-- start of EXTRACTED DATA --

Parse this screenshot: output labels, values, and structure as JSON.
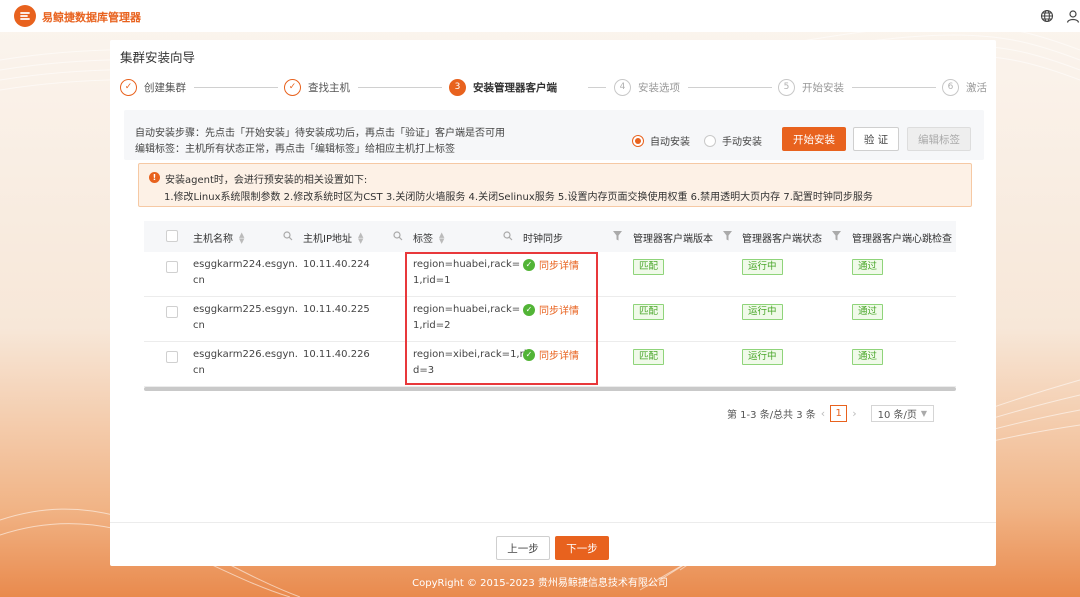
{
  "app": {
    "name": "易鲸捷数据库管理器",
    "copyright": "CopyRight © 2015-2023 贵州易鲸捷信息技术有限公司"
  },
  "colors": {
    "accent": "#e8621e",
    "success": "#52b436",
    "highlight_box": "#e8383b"
  },
  "header_icons": [
    "globe-icon",
    "user-icon"
  ],
  "wizard": {
    "title": "集群安装向导",
    "steps": [
      {
        "index": "1",
        "label": "创建集群",
        "state": "done"
      },
      {
        "index": "2",
        "label": "查找主机",
        "state": "done"
      },
      {
        "index": "3",
        "label": "安装管理器客户端",
        "state": "active"
      },
      {
        "index": "4",
        "label": "安装选项",
        "state": "todo"
      },
      {
        "index": "5",
        "label": "开始安装",
        "state": "todo"
      },
      {
        "index": "6",
        "label": "激活",
        "state": "todo"
      }
    ]
  },
  "instructions": {
    "line1": "自动安装步骤：先点击「开始安装」待安装成功后，再点击「验证」客户端是否可用",
    "line2": "编辑标签：主机所有状态正常，再点击「编辑标签」给相应主机打上标签",
    "radio_auto": "自动安装",
    "radio_manual": "手动安装",
    "selected": "auto",
    "btn_start": "开始安装",
    "btn_verify": "验 证",
    "btn_edit_tags": "编辑标签"
  },
  "notice": {
    "title": "安装agent时，会进行预安装的相关设置如下:",
    "body": "1.修改Linux系统限制参数 2.修改系统时区为CST 3.关闭防火墙服务 4.关闭Selinux服务 5.设置内存页面交换使用权重 6.禁用透明大页内存 7.配置时钟同步服务"
  },
  "table": {
    "columns": {
      "hostname": "主机名称",
      "ip": "主机IP地址",
      "tags": "标签",
      "clock_sync": "时钟同步",
      "client_version": "管理器客户端版本",
      "client_status": "管理器客户端状态",
      "heartbeat": "管理器客户端心跳检查"
    },
    "rows": [
      {
        "hostname_1": "esggkarm224.esgyn.",
        "hostname_2": "cn",
        "ip": "10.11.40.224",
        "tags_1": "region=huabei,rack=",
        "tags_2": "1,rid=1",
        "sync": "同步详情",
        "version": "匹配",
        "status": "运行中",
        "heartbeat": "通过"
      },
      {
        "hostname_1": "esggkarm225.esgyn.",
        "hostname_2": "cn",
        "ip": "10.11.40.225",
        "tags_1": "region=huabei,rack=",
        "tags_2": "1,rid=2",
        "sync": "同步详情",
        "version": "匹配",
        "status": "运行中",
        "heartbeat": "通过"
      },
      {
        "hostname_1": "esggkarm226.esgyn.",
        "hostname_2": "cn",
        "ip": "10.11.40.226",
        "tags_1": "region=xibei,rack=1,ri",
        "tags_2": "d=3",
        "sync": "同步详情",
        "version": "匹配",
        "status": "运行中",
        "heartbeat": "通过"
      }
    ]
  },
  "pagination": {
    "summary": "第 1-3 条/总共 3 条",
    "current": "1",
    "page_size": "10 条/页"
  },
  "footer": {
    "prev": "上一步",
    "next": "下一步"
  }
}
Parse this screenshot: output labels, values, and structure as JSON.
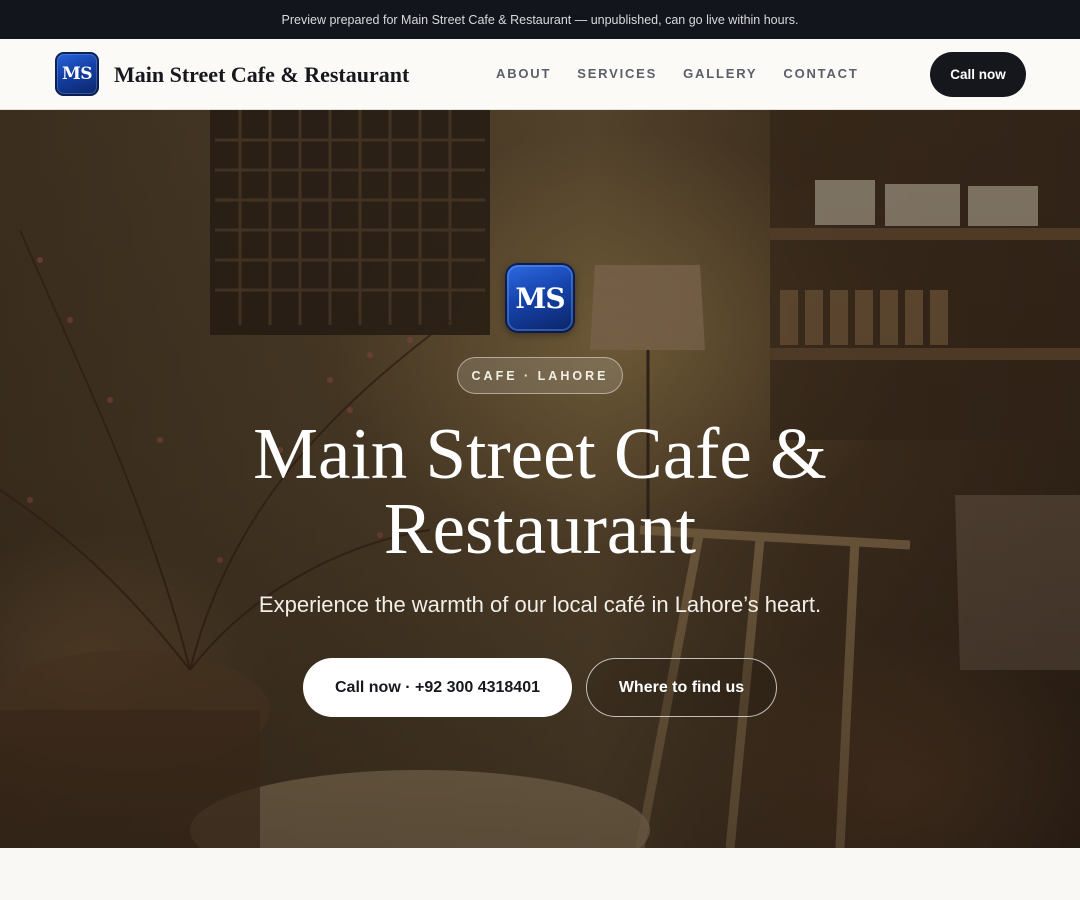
{
  "banner": {
    "text": "Preview prepared for Main Street Cafe & Restaurant — unpublished, can go live within hours."
  },
  "nav": {
    "logo_text": "MS",
    "brand": "Main Street Cafe & Restaurant",
    "links": [
      "ABOUT",
      "SERVICES",
      "GALLERY",
      "CONTACT"
    ],
    "cta": "Call now"
  },
  "hero": {
    "logo_text": "MS",
    "tag": "CAFE · LAHORE",
    "title": "Main Street Cafe & Restaurant",
    "subtitle": "Experience the warmth of our local café in Lahore’s heart.",
    "primary_button": "Call now · +92 300 4318401",
    "secondary_button": "Where to find us",
    "background_image": "cafe-interior-photo"
  },
  "colors": {
    "banner_bg": "#12151b",
    "dark_button": "#15171c",
    "logo_blue": "#1644ad",
    "page_bg": "#f9f8f5"
  }
}
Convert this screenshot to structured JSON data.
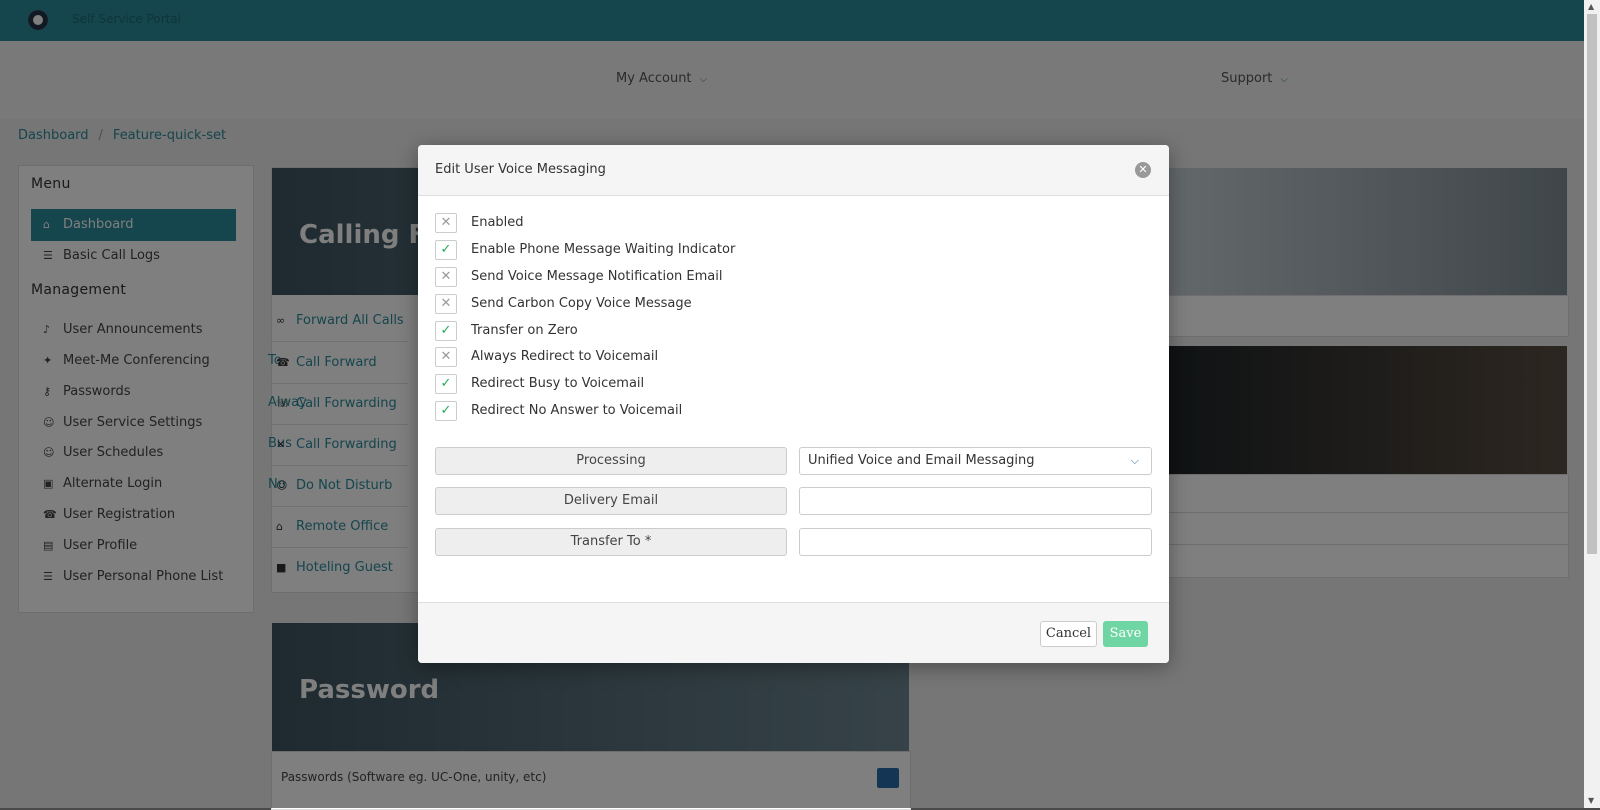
{
  "topbar": {
    "title": "Self Service Portal"
  },
  "nav": {
    "my_account": "My Account",
    "support": "Support"
  },
  "breadcrumb": {
    "home": "Dashboard",
    "current": "Feature-quick-set",
    "sep": "/"
  },
  "sidebar": {
    "menu_heading": "Menu",
    "management_heading": "Management",
    "menu_items": [
      {
        "label": "Dashboard",
        "icon": "home-icon"
      },
      {
        "label": "Basic Call Logs",
        "icon": "list-icon"
      }
    ],
    "management_items": [
      {
        "label": "User Announcements",
        "icon": "volume-icon"
      },
      {
        "label": "Meet-Me Conferencing",
        "icon": "handshake-icon"
      },
      {
        "label": "Passwords",
        "icon": "key-icon"
      },
      {
        "label": "User Service Settings",
        "icon": "user-gear-icon"
      },
      {
        "label": "User Schedules",
        "icon": "user-clock-icon"
      },
      {
        "label": "Alternate Login",
        "icon": "id-icon"
      },
      {
        "label": "User Registration",
        "icon": "phone-icon"
      },
      {
        "label": "User Profile",
        "icon": "profile-card-icon"
      },
      {
        "label": "User Personal Phone List",
        "icon": "list-icon"
      }
    ]
  },
  "cards": {
    "calling_title": "Calling Fe",
    "features": [
      "Forward All Calls To",
      "Call Forward Alway",
      "Call Forwarding Bus",
      "Call Forwarding No",
      "Do Not Disturb",
      "Remote Office",
      "Hoteling Guest"
    ],
    "password_title": "Password",
    "password_row": "Passwords (Software eg. UC-One, unity, etc)"
  },
  "modal": {
    "title": "Edit User Voice Messaging",
    "checkboxes": [
      {
        "label": "Enabled",
        "checked": false
      },
      {
        "label": "Enable Phone Message Waiting Indicator",
        "checked": true
      },
      {
        "label": "Send Voice Message Notification Email",
        "checked": false
      },
      {
        "label": "Send Carbon Copy Voice Message",
        "checked": false
      },
      {
        "label": "Transfer on Zero",
        "checked": true
      },
      {
        "label": "Always Redirect to Voicemail",
        "checked": false
      },
      {
        "label": "Redirect Busy to Voicemail",
        "checked": true
      },
      {
        "label": "Redirect No Answer to Voicemail",
        "checked": true
      }
    ],
    "processing_label": "Processing",
    "processing_value": "Unified Voice and Email Messaging",
    "delivery_email_label": "Delivery Email",
    "delivery_email_value": "",
    "transfer_to_label": "Transfer To *",
    "transfer_to_value": "",
    "cancel_label": "Cancel",
    "save_label": "Save"
  },
  "colors": {
    "brand": "#2a8a9a",
    "save": "#6fd6a3",
    "check": "#22aa55"
  }
}
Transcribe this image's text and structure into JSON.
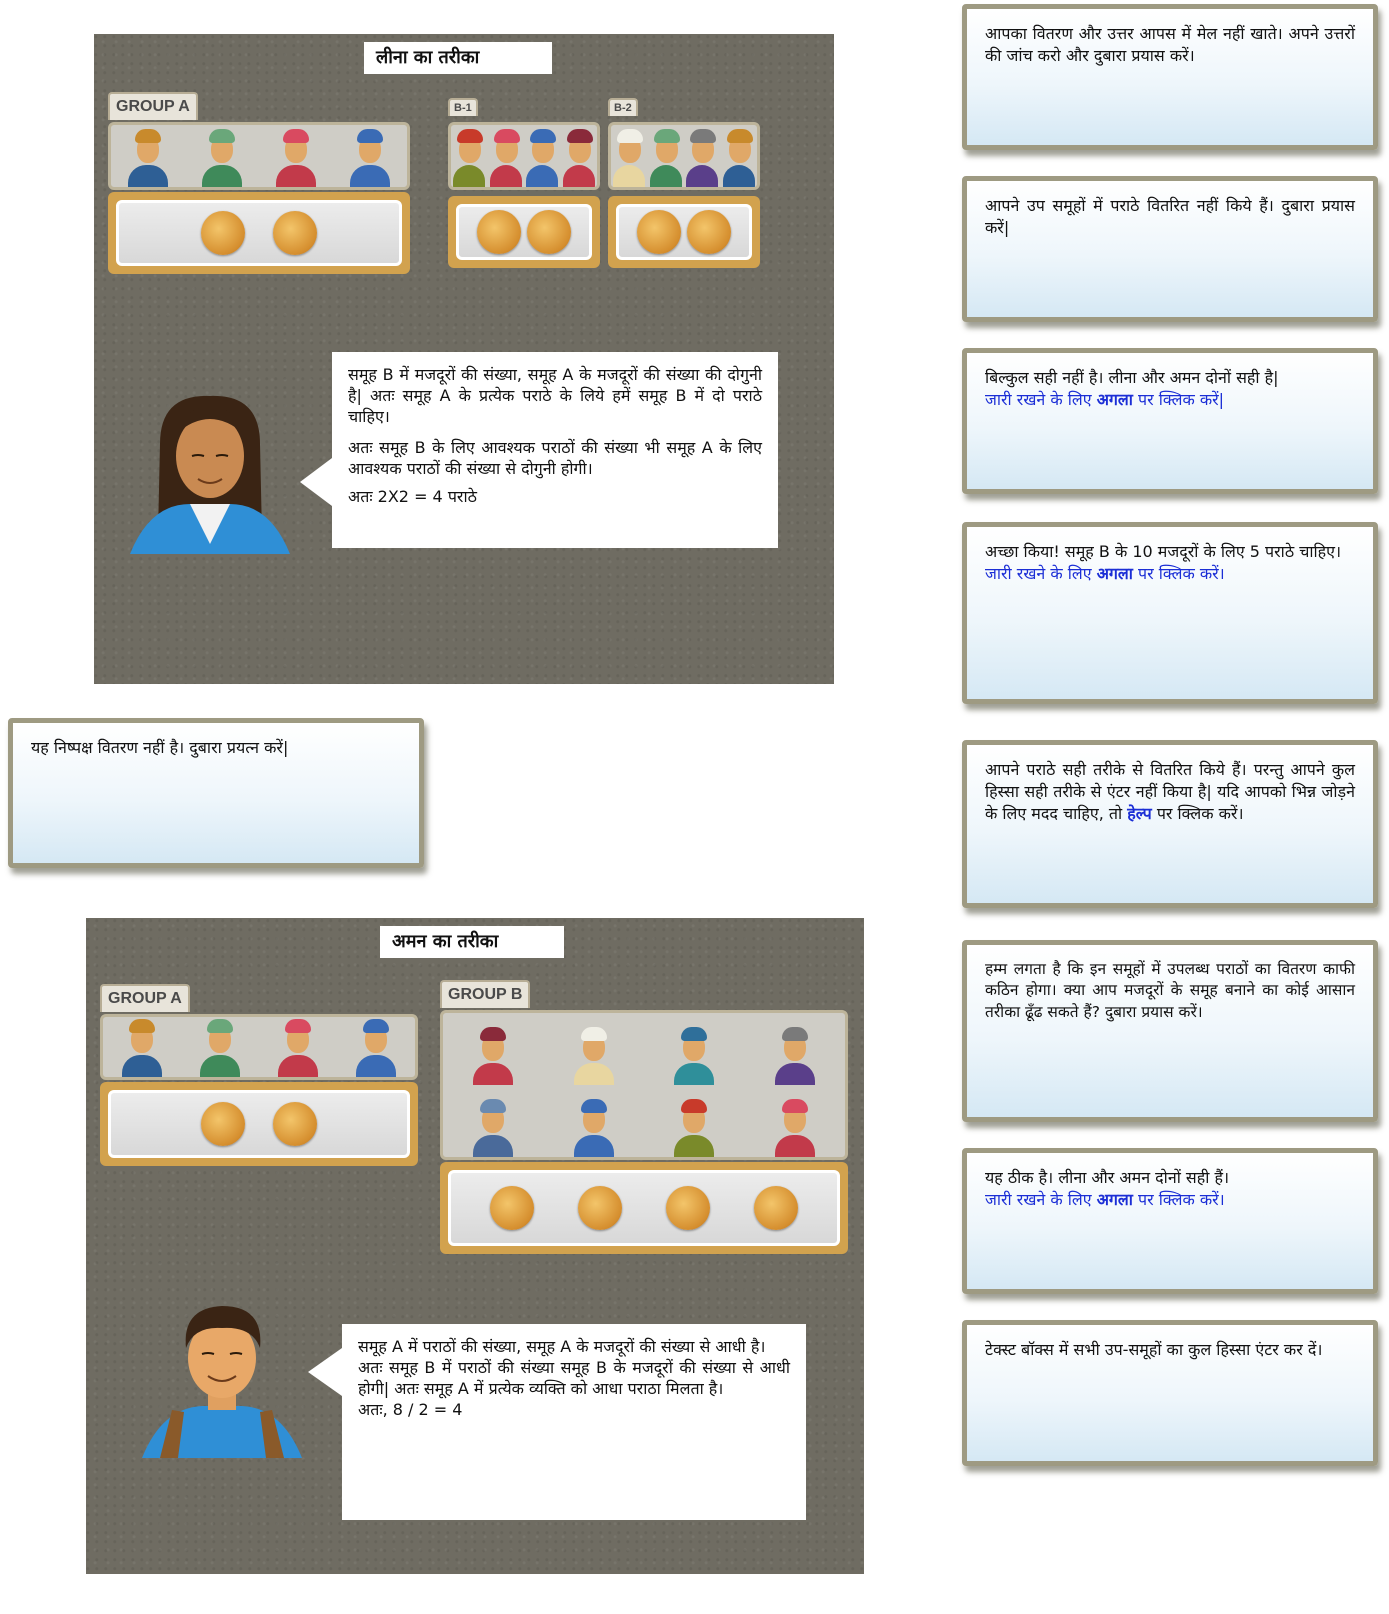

-- end of EXTRACTED DATA --

§ **SET PROBLEM**:
Omit every picture while copying the listing above exactly.

§ **RESULT BELOW**:
Parse this screenshot: output labels, values, and structure as JSON.
{
  "app": {
    "name": "易鲸捷数据库管理器",
    "copyright": "CopyRight © 2015-2023 贵州易鲸捷信息技术有限公司"
  },
  "colors": {
    "accent": "#e8621e",
    "success": "#52b436",
    "highlight_box": "#e8383b"
  },
  "header_icons": [
    "globe-icon",
    "user-icon"
  ],
  "wizard": {
    "title": "集群安装向导",
    "steps": [
      {
        "index": "1",
        "label": "创建集群",
        "state": "done"
      },
      {
        "index": "2",
        "label": "查找主机",
        "state": "done"
      },
      {
        "index": "3",
        "label": "安装管理器客户端",
        "state": "active"
      },
      {
        "index": "4",
        "label": "安装选项",
        "state": "todo"
      },
      {
        "index": "5",
        "label": "开始安装",
        "state": "todo"
      },
      {
        "index": "6",
        "label": "激活",
        "state": "todo"
      }
    ]
  },
  "instructions": {
    "line1": "自动安装步骤：先点击「开始安装」待安装成功后，再点击「验证」客户端是否可用",
    "line2": "编辑标签：主机所有状态正常，再点击「编辑标签」给相应主机打上标签",
    "radio_auto": "自动安装",
    "radio_manual": "手动安装",
    "selected": "auto",
    "btn_start": "开始安装",
    "btn_verify": "验 证",
    "btn_edit_tags": "编辑标签"
  },
  "notice": {
    "title": "安装agent时，会进行预安装的相关设置如下:",
    "body": "1.修改Linux系统限制参数 2.修改系统时区为CST 3.关闭防火墙服务 4.关闭Selinux服务 5.设置内存页面交换使用权重 6.禁用透明大页内存 7.配置时钟同步服务"
  },
  "table": {
    "columns": {
      "hostname": "主机名称",
      "ip": "主机IP地址",
      "tags": "标签",
      "clock_sync": "时钟同步",
      "client_version": "管理器客户端版本",
      "client_status": "管理器客户端状态",
      "heartbeat": "管理器客户端心跳检查"
    },
    "rows": [
      {
        "hostname_1": "esggkarm224.esgyn.",
        "hostname_2": "cn",
        "ip": "10.11.40.224",
        "tags_1": "region=huabei,rack=",
        "tags_2": "1,rid=1",
        "sync": "同步详情",
        "version": "匹配",
        "status": "运行中",
        "heartbeat": "通过"
      },
      {
        "hostname_1": "esggkarm225.esgyn.",
        "hostname_2": "cn",
        "ip": "10.11.40.225",
        "tags_1": "region=huabei,rack=",
        "tags_2": "1,rid=2",
        "sync": "同步详情",
        "version": "匹配",
        "status": "运行中",
        "heartbeat": "通过"
      },
      {
        "hostname_1": "esggkarm226.esgyn.",
        "hostname_2": "cn",
        "ip": "10.11.40.226",
        "tags_1": "region=xibei,rack=1,ri",
        "tags_2": "d=3",
        "sync": "同步详情",
        "version": "匹配",
        "status": "运行中",
        "heartbeat": "通过"
      }
    ]
  },
  "pagination": {
    "summary": "第 1-3 条/总共 3 条",
    "current": "1",
    "page_size": "10 条/页"
  },
  "footer": {
    "prev": "上一步",
    "next": "下一步"
  }
}
Parse this screenshot: output labels, values, and structure as JSON.
{
  "banner": {
    "text": "Preview prepared for Main Street Cafe & Restaurant — unpublished, can go live within hours."
  },
  "nav": {
    "logo_text": "MS",
    "brand": "Main Street Cafe & Restaurant",
    "links": [
      "ABOUT",
      "SERVICES",
      "GALLERY",
      "CONTACT"
    ],
    "cta": "Call now"
  },
  "hero": {
    "logo_text": "MS",
    "tag": "CAFE · LAHORE",
    "title": "Main Street Cafe & Restaurant",
    "subtitle": "Experience the warmth of our local café in Lahore’s heart.",
    "primary_button": "Call now · +92 300 4318401",
    "secondary_button": "Where to find us",
    "background_image": "cafe-interior-photo"
  },
  "colors": {
    "banner_bg": "#12151b",
    "dark_button": "#15171c",
    "logo_blue": "#1644ad",
    "page_bg": "#f9f8f5"
  }
}
Convert this screenshot to structured JSON data.
{
  "topbar": {
    "title": "Self Service Portal"
  },
  "nav": {
    "my_account": "My Account",
    "support": "Support"
  },
  "breadcrumb": {
    "home": "Dashboard",
    "current": "Feature-quick-set",
    "sep": "/"
  },
  "sidebar": {
    "menu_heading": "Menu",
    "management_heading": "Management",
    "menu_items": [
      {
        "label": "Dashboard",
        "icon": "home-icon"
      },
      {
        "label": "Basic Call Logs",
        "icon": "list-icon"
      }
    ],
    "management_items": [
      {
        "label": "User Announcements",
        "icon": "volume-icon"
      },
      {
        "label": "Meet-Me Conferencing",
        "icon": "handshake-icon"
      },
      {
        "label": "Passwords",
        "icon": "key-icon"
      },
      {
        "label": "User Service Settings",
        "icon": "user-gear-icon"
      },
      {
        "label": "User Schedules",
        "icon": "user-clock-icon"
      },
      {
        "label": "Alternate Login",
        "icon": "id-icon"
      },
      {
        "label": "User Registration",
        "icon": "phone-icon"
      },
      {
        "label": "User Profile",
        "icon": "profile-card-icon"
      },
      {
        "label": "User Personal Phone List",
        "icon": "list-icon"
      }
    ]
  },
  "cards": {
    "calling_title": "Calling Fe",
    "features": [
      "Forward All Calls To",
      "Call Forward Alway",
      "Call Forwarding Bus",
      "Call Forwarding No",
      "Do Not Disturb",
      "Remote Office",
      "Hoteling Guest"
    ],
    "password_title": "Password",
    "password_row": "Passwords (Software eg. UC-One, unity, etc)"
  },
  "modal": {
    "title": "Edit User Voice Messaging",
    "checkboxes": [
      {
        "label": "Enabled",
        "checked": false
      },
      {
        "label": "Enable Phone Message Waiting Indicator",
        "checked": true
      },
      {
        "label": "Send Voice Message Notification Email",
        "checked": false
      },
      {
        "label": "Send Carbon Copy Voice Message",
        "checked": false
      },
      {
        "label": "Transfer on Zero",
        "checked": true
      },
      {
        "label": "Always Redirect to Voicemail",
        "checked": false
      },
      {
        "label": "Redirect Busy to Voicemail",
        "checked": true
      },
      {
        "label": "Redirect No Answer to Voicemail",
        "checked": true
      }
    ],
    "processing_label": "Processing",
    "processing_value": "Unified Voice and Email Messaging",
    "delivery_email_label": "Delivery Email",
    "delivery_email_value": "",
    "transfer_to_label": "Transfer To *",
    "transfer_to_value": "",
    "cancel_label": "Cancel",
    "save_label": "Save"
  },
  "colors": {
    "brand": "#2a8a9a",
    "save": "#6fd6a3",
    "check": "#22aa55"
  }
}
Transcribe this image's text and structure into JSON.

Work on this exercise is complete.